WHAT IS EXPECTED
Reproduce the data that follows in its entirety, character for character.

begin SUPPLIED MATERIAL

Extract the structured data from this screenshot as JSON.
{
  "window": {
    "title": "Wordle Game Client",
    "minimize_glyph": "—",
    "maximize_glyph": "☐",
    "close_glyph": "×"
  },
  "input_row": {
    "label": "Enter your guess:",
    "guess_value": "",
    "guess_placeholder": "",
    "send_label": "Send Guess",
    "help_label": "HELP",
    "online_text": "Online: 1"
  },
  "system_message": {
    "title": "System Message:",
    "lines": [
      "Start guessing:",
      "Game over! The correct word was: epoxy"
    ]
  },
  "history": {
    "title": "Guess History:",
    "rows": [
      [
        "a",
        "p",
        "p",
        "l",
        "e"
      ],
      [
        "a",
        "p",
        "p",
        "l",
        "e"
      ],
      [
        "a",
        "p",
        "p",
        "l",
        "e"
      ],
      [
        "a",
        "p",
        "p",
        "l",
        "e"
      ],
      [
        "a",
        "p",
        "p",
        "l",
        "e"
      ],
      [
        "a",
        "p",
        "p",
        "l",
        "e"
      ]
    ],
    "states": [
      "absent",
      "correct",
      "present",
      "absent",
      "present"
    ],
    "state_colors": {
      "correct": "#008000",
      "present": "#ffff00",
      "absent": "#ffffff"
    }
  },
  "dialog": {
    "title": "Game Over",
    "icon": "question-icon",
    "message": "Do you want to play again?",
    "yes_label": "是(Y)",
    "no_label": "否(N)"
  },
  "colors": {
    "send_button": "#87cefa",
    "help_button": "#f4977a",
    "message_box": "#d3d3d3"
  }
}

end SUPPLIED MATERIAL

OUTPUT BELOW
Extract the structured data from this screenshot as JSON.
{
  "window": {
    "title": "Wordle Game Client",
    "minimize_glyph": "—",
    "maximize_glyph": "☐",
    "close_glyph": "×"
  },
  "input_row": {
    "label": "Enter your guess:",
    "guess_value": "",
    "guess_placeholder": "",
    "send_label": "Send Guess",
    "help_label": "HELP",
    "online_text": "Online: 1"
  },
  "system_message": {
    "title": "System Message:",
    "lines": [
      "Start guessing:",
      "Game over! The correct word was: epoxy"
    ]
  },
  "history": {
    "title": "Guess History:",
    "rows": [
      [
        "a",
        "p",
        "p",
        "l",
        "e"
      ],
      [
        "a",
        "p",
        "p",
        "l",
        "e"
      ],
      [
        "a",
        "p",
        "p",
        "l",
        "e"
      ],
      [
        "a",
        "p",
        "p",
        "l",
        "e"
      ],
      [
        "a",
        "p",
        "p",
        "l",
        "e"
      ],
      [
        "a",
        "p",
        "p",
        "l",
        "e"
      ]
    ],
    "states": [
      "absent",
      "correct",
      "present",
      "absent",
      "present"
    ],
    "state_colors": {
      "correct": "#008000",
      "present": "#ffff00",
      "absent": "#ffffff"
    }
  },
  "dialog": {
    "title": "Game Over",
    "icon": "question-icon",
    "message": "Do you want to play again?",
    "yes_label": "是(Y)",
    "no_label": "否(N)"
  },
  "colors": {
    "send_button": "#87cefa",
    "help_button": "#f4977a",
    "message_box": "#d3d3d3"
  }
}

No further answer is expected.